> [Task instructions]
Count every line below in which "prélèvement" occurs, then give only the count.

+ + +

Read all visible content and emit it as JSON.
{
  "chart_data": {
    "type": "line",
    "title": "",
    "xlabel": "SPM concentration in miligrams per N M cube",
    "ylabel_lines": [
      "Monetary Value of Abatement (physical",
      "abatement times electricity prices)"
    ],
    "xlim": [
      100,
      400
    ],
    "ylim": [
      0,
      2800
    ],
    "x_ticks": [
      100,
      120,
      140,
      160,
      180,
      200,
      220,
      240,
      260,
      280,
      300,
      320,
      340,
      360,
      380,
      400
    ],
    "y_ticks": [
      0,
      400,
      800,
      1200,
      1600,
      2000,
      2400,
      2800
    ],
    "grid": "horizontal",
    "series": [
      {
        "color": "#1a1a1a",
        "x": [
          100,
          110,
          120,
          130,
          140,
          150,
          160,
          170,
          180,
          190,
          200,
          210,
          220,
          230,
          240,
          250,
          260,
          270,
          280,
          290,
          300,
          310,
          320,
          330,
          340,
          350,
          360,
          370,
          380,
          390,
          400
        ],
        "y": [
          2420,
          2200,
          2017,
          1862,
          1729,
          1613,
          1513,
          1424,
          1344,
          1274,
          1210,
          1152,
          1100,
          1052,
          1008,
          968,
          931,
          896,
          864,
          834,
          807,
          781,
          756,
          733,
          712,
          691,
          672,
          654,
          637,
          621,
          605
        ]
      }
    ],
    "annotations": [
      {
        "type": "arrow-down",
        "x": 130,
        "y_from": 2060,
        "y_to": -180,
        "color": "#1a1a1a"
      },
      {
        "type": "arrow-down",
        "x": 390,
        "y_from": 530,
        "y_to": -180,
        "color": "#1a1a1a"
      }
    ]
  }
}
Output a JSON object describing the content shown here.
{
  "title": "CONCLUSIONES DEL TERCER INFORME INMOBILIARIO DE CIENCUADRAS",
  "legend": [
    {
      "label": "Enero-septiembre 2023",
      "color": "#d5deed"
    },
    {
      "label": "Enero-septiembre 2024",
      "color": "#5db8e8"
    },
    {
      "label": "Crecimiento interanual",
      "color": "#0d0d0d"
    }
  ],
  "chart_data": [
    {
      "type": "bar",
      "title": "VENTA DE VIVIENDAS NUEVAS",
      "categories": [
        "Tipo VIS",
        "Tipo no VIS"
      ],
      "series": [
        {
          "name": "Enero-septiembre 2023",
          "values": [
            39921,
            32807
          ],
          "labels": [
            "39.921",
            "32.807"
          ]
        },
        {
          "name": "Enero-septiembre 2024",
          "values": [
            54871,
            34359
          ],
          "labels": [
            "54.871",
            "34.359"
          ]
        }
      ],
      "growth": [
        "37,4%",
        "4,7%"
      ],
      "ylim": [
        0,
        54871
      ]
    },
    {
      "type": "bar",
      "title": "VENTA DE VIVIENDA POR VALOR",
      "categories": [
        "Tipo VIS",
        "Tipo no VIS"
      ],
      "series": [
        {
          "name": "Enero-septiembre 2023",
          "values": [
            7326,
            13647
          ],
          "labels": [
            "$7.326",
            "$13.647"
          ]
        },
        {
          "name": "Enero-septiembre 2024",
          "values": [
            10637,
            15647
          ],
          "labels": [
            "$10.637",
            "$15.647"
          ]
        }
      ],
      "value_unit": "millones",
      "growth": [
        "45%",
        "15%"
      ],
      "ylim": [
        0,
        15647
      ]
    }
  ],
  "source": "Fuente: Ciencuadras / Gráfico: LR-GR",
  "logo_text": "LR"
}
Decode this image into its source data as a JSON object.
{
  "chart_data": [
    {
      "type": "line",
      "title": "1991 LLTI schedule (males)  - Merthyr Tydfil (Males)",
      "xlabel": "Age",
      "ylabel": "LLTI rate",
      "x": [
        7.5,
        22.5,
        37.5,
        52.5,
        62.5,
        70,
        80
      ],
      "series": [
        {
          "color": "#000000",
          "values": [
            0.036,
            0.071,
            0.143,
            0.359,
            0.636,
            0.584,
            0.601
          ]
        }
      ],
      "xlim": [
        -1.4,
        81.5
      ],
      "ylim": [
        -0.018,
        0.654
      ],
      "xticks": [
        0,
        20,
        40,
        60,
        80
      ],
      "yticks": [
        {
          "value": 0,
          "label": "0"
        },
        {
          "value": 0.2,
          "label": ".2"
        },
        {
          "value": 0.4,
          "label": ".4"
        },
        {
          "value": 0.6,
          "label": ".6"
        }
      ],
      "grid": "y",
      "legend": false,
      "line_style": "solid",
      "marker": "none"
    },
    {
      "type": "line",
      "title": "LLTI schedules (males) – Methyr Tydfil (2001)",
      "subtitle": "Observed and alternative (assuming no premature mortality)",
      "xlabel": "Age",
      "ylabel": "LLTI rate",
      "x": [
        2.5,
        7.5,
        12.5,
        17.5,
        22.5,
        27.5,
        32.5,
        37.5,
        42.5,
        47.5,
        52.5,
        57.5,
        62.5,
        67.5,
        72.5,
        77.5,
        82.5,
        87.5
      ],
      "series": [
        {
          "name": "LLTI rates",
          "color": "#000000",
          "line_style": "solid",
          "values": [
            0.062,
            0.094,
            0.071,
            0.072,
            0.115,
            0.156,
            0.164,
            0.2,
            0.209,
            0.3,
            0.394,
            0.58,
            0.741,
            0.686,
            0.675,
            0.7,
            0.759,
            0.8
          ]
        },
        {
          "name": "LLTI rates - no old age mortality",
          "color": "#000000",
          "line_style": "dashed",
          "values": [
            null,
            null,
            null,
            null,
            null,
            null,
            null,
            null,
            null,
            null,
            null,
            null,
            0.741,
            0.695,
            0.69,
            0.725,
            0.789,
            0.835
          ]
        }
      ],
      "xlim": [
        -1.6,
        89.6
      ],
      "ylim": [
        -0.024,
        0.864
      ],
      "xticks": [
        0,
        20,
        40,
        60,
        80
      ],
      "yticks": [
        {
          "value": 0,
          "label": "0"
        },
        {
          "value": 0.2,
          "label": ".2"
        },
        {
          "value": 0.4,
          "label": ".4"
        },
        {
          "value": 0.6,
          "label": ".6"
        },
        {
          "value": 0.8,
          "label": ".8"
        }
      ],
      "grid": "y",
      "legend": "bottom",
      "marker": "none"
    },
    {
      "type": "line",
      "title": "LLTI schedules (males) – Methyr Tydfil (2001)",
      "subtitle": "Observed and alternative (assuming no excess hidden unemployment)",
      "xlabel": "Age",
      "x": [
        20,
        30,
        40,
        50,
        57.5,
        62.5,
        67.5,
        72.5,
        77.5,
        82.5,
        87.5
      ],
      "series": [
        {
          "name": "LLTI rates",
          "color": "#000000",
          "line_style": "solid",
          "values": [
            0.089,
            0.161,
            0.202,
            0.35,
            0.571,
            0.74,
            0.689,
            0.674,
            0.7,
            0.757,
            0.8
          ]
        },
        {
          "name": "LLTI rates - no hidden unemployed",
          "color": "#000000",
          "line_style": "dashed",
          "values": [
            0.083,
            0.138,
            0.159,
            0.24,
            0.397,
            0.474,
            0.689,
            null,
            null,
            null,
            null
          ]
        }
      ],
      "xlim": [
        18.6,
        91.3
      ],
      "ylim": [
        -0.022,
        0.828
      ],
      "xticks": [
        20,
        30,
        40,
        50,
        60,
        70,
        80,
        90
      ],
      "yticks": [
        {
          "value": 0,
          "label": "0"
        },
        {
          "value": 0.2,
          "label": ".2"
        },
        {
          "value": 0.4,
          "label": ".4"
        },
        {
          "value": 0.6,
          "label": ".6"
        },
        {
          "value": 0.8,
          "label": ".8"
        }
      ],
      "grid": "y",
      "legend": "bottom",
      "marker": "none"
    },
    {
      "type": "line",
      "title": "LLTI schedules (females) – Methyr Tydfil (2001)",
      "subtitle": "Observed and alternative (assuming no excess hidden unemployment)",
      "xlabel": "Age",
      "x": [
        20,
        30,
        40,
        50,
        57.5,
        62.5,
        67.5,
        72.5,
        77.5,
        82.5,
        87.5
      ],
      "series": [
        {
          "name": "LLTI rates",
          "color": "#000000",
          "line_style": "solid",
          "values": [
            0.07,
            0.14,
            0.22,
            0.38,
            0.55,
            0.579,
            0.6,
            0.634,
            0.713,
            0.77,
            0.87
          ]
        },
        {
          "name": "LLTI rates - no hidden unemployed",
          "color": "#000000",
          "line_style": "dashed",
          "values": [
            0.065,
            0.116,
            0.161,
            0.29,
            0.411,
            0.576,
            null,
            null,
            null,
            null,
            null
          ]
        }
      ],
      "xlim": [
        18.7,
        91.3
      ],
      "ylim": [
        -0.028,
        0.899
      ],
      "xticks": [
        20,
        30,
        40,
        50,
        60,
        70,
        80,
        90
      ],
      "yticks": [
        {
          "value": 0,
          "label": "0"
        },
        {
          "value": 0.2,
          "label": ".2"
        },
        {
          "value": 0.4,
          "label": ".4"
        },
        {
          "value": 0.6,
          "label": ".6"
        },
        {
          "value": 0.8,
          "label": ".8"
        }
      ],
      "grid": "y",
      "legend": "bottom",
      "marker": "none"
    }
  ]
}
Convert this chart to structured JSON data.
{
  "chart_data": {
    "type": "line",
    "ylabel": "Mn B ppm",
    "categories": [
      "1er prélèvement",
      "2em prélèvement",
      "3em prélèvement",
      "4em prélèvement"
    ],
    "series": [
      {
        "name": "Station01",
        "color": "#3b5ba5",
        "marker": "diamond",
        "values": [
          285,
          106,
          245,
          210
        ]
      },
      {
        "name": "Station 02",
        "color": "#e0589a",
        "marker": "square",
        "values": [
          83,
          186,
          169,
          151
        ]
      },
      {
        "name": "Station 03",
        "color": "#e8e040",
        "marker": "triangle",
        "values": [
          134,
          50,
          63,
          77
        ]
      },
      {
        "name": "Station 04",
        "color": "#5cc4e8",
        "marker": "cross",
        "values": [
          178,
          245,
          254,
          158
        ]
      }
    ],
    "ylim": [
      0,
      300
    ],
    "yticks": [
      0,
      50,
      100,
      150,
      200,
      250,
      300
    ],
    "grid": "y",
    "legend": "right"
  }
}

+ + +

> [Finished exercise]
4